How to complete this task:
Gather all lines in the data that hold the string "months".

Available data:
"""

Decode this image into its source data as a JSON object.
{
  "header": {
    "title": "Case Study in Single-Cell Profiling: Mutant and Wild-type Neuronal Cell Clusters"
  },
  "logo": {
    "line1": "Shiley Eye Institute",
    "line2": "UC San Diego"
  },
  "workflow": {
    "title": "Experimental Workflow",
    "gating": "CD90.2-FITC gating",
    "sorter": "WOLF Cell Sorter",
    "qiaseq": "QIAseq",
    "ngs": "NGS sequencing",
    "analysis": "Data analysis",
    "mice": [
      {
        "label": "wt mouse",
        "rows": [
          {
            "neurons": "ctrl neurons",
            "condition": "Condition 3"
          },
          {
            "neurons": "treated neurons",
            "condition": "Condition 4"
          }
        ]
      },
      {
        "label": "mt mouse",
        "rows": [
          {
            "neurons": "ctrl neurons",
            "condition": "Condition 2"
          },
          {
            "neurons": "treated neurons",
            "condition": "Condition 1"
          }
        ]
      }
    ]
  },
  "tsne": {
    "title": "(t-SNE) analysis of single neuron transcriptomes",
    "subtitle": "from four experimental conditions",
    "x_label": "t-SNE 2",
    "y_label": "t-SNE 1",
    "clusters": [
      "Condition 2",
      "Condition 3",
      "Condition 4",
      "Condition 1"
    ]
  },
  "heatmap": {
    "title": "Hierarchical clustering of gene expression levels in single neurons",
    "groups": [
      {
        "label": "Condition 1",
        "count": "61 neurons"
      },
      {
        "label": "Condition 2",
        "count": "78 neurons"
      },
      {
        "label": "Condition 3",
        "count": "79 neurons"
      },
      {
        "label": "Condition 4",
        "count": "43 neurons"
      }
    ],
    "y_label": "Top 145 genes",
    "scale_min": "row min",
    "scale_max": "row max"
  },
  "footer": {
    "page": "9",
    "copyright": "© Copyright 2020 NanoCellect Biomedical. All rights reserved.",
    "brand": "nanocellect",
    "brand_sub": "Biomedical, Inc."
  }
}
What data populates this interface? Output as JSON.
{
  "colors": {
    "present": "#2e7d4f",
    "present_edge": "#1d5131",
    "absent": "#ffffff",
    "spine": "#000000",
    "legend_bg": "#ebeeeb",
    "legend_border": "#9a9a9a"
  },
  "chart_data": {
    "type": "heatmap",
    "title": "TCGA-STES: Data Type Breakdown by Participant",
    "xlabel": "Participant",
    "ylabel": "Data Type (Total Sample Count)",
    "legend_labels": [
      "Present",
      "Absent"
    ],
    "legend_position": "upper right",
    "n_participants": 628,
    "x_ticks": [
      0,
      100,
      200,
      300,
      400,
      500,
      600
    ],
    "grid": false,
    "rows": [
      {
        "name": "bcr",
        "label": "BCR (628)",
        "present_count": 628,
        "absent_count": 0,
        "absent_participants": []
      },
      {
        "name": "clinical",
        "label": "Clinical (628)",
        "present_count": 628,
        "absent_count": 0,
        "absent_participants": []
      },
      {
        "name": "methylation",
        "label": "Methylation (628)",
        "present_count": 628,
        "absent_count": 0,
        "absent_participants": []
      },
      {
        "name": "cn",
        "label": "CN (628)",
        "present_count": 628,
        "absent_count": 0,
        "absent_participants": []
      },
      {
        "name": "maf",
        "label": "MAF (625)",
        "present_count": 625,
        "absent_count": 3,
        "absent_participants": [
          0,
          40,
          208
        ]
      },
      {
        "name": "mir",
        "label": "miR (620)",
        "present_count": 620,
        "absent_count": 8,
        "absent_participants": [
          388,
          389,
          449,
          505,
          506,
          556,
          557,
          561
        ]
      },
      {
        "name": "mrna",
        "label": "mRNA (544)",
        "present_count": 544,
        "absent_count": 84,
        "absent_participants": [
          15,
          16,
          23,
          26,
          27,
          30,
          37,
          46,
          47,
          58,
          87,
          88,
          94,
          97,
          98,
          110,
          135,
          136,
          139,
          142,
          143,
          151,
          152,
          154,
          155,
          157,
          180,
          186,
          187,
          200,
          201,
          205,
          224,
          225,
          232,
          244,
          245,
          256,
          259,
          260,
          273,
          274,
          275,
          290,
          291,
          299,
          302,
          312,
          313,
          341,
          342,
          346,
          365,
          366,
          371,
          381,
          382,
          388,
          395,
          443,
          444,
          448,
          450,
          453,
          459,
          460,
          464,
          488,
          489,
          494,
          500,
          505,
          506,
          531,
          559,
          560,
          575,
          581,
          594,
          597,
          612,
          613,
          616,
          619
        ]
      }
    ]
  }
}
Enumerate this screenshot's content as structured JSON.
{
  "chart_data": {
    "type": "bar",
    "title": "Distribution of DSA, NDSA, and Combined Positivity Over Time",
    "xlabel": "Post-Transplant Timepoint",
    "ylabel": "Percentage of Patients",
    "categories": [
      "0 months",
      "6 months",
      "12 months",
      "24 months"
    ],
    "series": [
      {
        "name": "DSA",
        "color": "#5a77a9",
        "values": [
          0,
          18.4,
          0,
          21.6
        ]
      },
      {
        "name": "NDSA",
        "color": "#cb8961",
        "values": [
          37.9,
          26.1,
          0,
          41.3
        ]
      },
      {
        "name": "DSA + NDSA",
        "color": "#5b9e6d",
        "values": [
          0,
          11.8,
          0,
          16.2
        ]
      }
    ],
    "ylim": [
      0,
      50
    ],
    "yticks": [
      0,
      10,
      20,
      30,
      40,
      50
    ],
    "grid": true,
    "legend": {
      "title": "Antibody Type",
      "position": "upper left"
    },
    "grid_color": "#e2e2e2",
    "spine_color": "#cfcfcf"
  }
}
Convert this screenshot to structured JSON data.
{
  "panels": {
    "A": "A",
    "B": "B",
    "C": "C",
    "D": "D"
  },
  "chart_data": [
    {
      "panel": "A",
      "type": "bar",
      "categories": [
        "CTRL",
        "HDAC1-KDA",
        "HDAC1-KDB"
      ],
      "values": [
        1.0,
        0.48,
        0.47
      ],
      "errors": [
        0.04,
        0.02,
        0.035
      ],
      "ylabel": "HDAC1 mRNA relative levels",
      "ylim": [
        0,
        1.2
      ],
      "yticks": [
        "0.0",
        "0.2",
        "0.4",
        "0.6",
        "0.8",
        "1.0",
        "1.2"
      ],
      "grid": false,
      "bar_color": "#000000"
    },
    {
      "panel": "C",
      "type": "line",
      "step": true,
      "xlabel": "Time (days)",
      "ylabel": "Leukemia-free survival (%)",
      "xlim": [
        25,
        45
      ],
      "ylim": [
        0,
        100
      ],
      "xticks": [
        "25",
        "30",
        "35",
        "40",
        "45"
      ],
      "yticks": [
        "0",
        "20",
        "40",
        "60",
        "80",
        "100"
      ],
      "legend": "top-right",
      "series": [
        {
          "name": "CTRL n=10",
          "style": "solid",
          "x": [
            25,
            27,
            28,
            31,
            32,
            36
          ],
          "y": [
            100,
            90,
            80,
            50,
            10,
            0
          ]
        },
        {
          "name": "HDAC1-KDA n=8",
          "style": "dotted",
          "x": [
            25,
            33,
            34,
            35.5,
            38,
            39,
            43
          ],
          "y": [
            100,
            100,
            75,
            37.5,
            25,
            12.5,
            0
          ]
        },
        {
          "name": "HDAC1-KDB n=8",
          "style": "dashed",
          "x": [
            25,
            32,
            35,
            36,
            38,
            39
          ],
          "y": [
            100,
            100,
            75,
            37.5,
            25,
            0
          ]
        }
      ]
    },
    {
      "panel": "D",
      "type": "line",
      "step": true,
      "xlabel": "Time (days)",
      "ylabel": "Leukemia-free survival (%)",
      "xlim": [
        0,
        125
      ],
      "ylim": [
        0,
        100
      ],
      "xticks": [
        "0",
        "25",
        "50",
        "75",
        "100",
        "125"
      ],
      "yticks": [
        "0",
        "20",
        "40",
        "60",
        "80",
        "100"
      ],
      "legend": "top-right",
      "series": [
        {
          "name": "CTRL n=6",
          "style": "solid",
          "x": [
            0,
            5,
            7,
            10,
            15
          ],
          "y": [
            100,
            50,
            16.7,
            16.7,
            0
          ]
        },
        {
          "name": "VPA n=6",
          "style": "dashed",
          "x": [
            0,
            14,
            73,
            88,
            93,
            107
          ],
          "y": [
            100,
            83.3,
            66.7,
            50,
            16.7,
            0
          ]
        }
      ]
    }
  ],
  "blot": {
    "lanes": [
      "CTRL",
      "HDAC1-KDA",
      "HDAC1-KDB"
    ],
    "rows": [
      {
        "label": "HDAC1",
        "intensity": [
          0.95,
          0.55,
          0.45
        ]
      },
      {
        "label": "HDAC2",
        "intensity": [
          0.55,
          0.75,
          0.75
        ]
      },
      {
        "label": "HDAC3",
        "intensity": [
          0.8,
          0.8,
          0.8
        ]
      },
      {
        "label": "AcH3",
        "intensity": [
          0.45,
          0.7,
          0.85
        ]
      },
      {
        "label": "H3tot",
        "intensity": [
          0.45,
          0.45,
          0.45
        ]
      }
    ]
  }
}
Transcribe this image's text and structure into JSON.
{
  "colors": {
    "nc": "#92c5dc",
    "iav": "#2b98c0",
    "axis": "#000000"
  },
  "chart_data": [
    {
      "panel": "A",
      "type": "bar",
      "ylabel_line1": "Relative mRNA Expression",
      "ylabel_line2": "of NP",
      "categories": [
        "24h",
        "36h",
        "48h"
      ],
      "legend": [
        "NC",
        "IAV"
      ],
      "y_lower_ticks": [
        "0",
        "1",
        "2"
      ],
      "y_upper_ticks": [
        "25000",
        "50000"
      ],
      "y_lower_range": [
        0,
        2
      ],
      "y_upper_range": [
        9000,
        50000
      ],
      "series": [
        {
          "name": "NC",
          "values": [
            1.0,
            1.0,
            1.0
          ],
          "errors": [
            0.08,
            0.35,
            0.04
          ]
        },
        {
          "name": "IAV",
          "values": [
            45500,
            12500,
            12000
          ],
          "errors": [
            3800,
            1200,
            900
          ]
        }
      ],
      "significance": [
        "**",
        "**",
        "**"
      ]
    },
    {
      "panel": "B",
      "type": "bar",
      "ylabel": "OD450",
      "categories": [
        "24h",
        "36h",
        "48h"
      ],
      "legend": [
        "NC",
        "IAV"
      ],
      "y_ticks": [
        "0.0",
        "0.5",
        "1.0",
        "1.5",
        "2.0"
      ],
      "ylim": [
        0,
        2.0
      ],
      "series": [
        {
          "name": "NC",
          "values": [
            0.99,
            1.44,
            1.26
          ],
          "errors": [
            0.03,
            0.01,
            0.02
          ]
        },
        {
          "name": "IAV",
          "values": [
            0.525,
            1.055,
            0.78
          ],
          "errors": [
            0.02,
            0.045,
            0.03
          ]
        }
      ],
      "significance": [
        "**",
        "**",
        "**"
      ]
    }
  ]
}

"""

Solution below:
      "0 months",
      "6 months",
      "12 months",
      "24 months"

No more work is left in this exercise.